Stored data entries:

■ ■ ■ ■

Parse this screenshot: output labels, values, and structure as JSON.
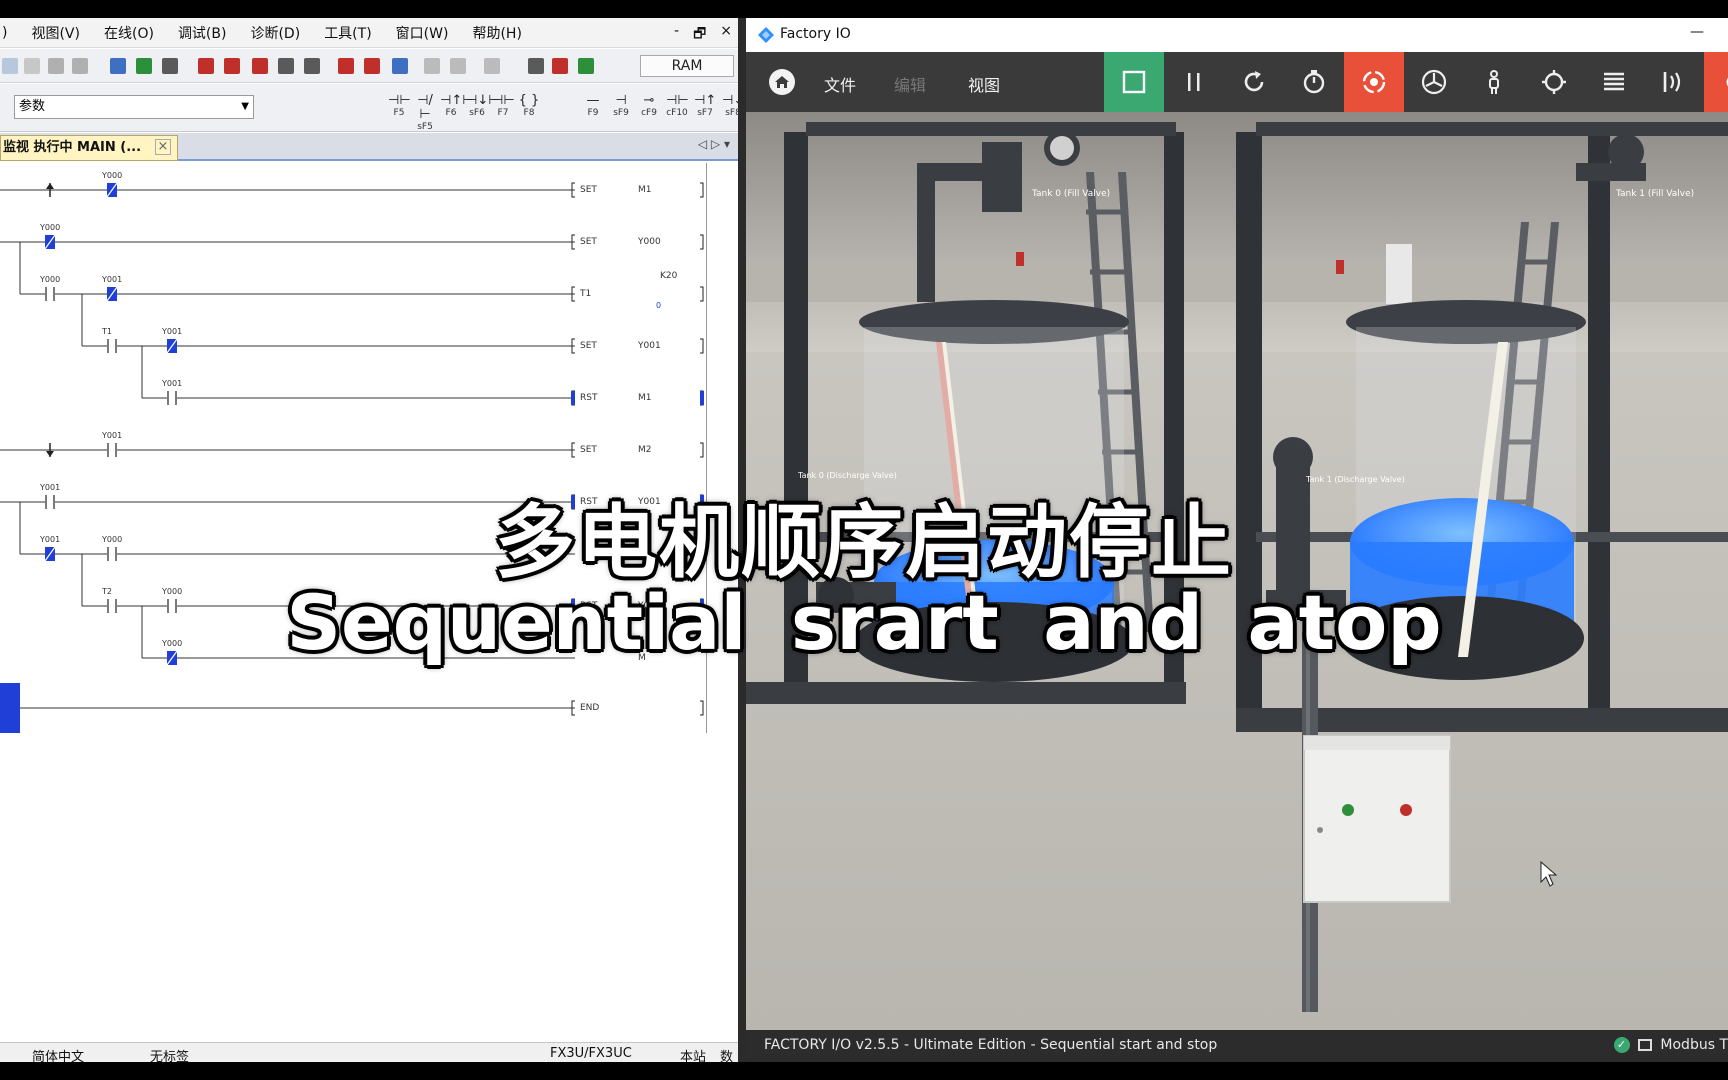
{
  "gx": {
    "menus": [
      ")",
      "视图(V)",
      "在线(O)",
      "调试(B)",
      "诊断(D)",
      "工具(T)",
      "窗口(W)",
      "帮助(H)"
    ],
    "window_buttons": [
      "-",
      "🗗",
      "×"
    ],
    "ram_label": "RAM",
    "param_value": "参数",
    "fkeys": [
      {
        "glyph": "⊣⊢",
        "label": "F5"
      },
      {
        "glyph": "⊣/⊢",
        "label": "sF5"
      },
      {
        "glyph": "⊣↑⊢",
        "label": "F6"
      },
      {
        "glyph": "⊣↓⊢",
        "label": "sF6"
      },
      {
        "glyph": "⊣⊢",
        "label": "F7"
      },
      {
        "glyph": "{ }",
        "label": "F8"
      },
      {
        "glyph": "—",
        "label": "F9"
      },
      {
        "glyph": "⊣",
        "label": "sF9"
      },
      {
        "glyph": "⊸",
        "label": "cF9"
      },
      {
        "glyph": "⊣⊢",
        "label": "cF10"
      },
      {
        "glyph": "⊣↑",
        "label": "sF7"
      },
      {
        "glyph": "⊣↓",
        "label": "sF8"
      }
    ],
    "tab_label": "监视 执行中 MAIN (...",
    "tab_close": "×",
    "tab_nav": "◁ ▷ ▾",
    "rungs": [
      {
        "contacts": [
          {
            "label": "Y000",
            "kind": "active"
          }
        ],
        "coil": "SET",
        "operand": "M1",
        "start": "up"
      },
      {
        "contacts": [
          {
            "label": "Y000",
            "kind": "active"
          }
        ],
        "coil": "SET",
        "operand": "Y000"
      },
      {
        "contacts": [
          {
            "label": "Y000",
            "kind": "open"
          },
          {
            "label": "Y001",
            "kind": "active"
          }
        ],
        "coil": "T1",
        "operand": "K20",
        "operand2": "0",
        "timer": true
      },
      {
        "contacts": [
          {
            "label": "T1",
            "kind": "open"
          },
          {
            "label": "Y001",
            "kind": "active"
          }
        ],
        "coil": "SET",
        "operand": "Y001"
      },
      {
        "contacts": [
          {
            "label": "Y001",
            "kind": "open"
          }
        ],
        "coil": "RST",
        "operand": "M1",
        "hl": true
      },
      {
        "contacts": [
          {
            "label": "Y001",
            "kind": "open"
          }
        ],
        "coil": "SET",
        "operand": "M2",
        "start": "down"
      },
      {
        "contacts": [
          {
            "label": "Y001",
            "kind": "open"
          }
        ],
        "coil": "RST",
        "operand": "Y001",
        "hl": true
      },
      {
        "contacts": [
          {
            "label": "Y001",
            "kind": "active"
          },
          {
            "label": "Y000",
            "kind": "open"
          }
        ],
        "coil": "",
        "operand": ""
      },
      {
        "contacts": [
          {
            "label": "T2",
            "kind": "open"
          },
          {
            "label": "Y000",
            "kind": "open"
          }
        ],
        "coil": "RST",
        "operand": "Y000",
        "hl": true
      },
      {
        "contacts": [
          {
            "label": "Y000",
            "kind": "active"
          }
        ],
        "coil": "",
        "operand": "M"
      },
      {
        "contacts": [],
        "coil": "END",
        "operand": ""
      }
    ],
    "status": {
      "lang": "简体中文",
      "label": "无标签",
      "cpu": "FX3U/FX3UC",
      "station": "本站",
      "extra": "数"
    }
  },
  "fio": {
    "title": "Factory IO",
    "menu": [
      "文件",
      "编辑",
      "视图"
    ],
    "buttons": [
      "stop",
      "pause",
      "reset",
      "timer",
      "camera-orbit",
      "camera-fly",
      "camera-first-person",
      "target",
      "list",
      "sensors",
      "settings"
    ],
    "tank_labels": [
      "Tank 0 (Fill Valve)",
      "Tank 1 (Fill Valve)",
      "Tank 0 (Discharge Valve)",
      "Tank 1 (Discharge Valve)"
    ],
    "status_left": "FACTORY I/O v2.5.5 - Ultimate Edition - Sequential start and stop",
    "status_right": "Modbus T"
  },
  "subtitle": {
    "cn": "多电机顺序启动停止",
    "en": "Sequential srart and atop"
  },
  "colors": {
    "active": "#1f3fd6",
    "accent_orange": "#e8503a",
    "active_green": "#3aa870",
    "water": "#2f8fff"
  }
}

■ ■ ■ ■

Goal ::
Write out the material above again, word for word, minus its pictures.

Answer to this exercise ::
Parse this screenshot: output labels, values, and structure as JSON.
{
  "gx": {
    "menus": [
      ")",
      "视图(V)",
      "在线(O)",
      "调试(B)",
      "诊断(D)",
      "工具(T)",
      "窗口(W)",
      "帮助(H)"
    ],
    "window_buttons": [
      "-",
      "🗗",
      "×"
    ],
    "ram_label": "RAM",
    "param_value": "参数",
    "fkeys": [
      {
        "glyph": "⊣⊢",
        "label": "F5"
      },
      {
        "glyph": "⊣/⊢",
        "label": "sF5"
      },
      {
        "glyph": "⊣↑⊢",
        "label": "F6"
      },
      {
        "glyph": "⊣↓⊢",
        "label": "sF6"
      },
      {
        "glyph": "⊣⊢",
        "label": "F7"
      },
      {
        "glyph": "{ }",
        "label": "F8"
      },
      {
        "glyph": "—",
        "label": "F9"
      },
      {
        "glyph": "⊣",
        "label": "sF9"
      },
      {
        "glyph": "⊸",
        "label": "cF9"
      },
      {
        "glyph": "⊣⊢",
        "label": "cF10"
      },
      {
        "glyph": "⊣↑",
        "label": "sF7"
      },
      {
        "glyph": "⊣↓",
        "label": "sF8"
      }
    ],
    "tab_label": "监视 执行中 MAIN (...",
    "tab_close": "×",
    "tab_nav": "◁ ▷ ▾",
    "rungs": [
      {
        "contacts": [
          {
            "label": "Y000",
            "kind": "active"
          }
        ],
        "coil": "SET",
        "operand": "M1",
        "start": "up"
      },
      {
        "contacts": [
          {
            "label": "Y000",
            "kind": "active"
          }
        ],
        "coil": "SET",
        "operand": "Y000"
      },
      {
        "contacts": [
          {
            "label": "Y000",
            "kind": "open"
          },
          {
            "label": "Y001",
            "kind": "active"
          }
        ],
        "coil": "T1",
        "operand": "K20",
        "operand2": "0",
        "timer": true
      },
      {
        "contacts": [
          {
            "label": "T1",
            "kind": "open"
          },
          {
            "label": "Y001",
            "kind": "active"
          }
        ],
        "coil": "SET",
        "operand": "Y001"
      },
      {
        "contacts": [
          {
            "label": "Y001",
            "kind": "open"
          }
        ],
        "coil": "RST",
        "operand": "M1",
        "hl": true
      },
      {
        "contacts": [
          {
            "label": "Y001",
            "kind": "open"
          }
        ],
        "coil": "SET",
        "operand": "M2",
        "start": "down"
      },
      {
        "contacts": [
          {
            "label": "Y001",
            "kind": "open"
          }
        ],
        "coil": "RST",
        "operand": "Y001",
        "hl": true
      },
      {
        "contacts": [
          {
            "label": "Y001",
            "kind": "active"
          },
          {
            "label": "Y000",
            "kind": "open"
          }
        ],
        "coil": "",
        "operand": ""
      },
      {
        "contacts": [
          {
            "label": "T2",
            "kind": "open"
          },
          {
            "label": "Y000",
            "kind": "open"
          }
        ],
        "coil": "RST",
        "operand": "Y000",
        "hl": true
      },
      {
        "contacts": [
          {
            "label": "Y000",
            "kind": "active"
          }
        ],
        "coil": "",
        "operand": "M"
      },
      {
        "contacts": [],
        "coil": "END",
        "operand": ""
      }
    ],
    "status": {
      "lang": "简体中文",
      "label": "无标签",
      "cpu": "FX3U/FX3UC",
      "station": "本站",
      "extra": "数"
    }
  },
  "fio": {
    "title": "Factory IO",
    "menu": [
      "文件",
      "编辑",
      "视图"
    ],
    "buttons": [
      "stop",
      "pause",
      "reset",
      "timer",
      "camera-orbit",
      "camera-fly",
      "camera-first-person",
      "target",
      "list",
      "sensors",
      "settings"
    ],
    "tank_labels": [
      "Tank 0 (Fill Valve)",
      "Tank 1 (Fill Valve)",
      "Tank 0 (Discharge Valve)",
      "Tank 1 (Discharge Valve)"
    ],
    "status_left": "FACTORY I/O v2.5.5 - Ultimate Edition - Sequential start and stop",
    "status_right": "Modbus T"
  },
  "subtitle": {
    "cn": "多电机顺序启动停止",
    "en": "Sequential srart and atop"
  },
  "colors": {
    "active": "#1f3fd6",
    "accent_orange": "#e8503a",
    "active_green": "#3aa870",
    "water": "#2f8fff"
  }
}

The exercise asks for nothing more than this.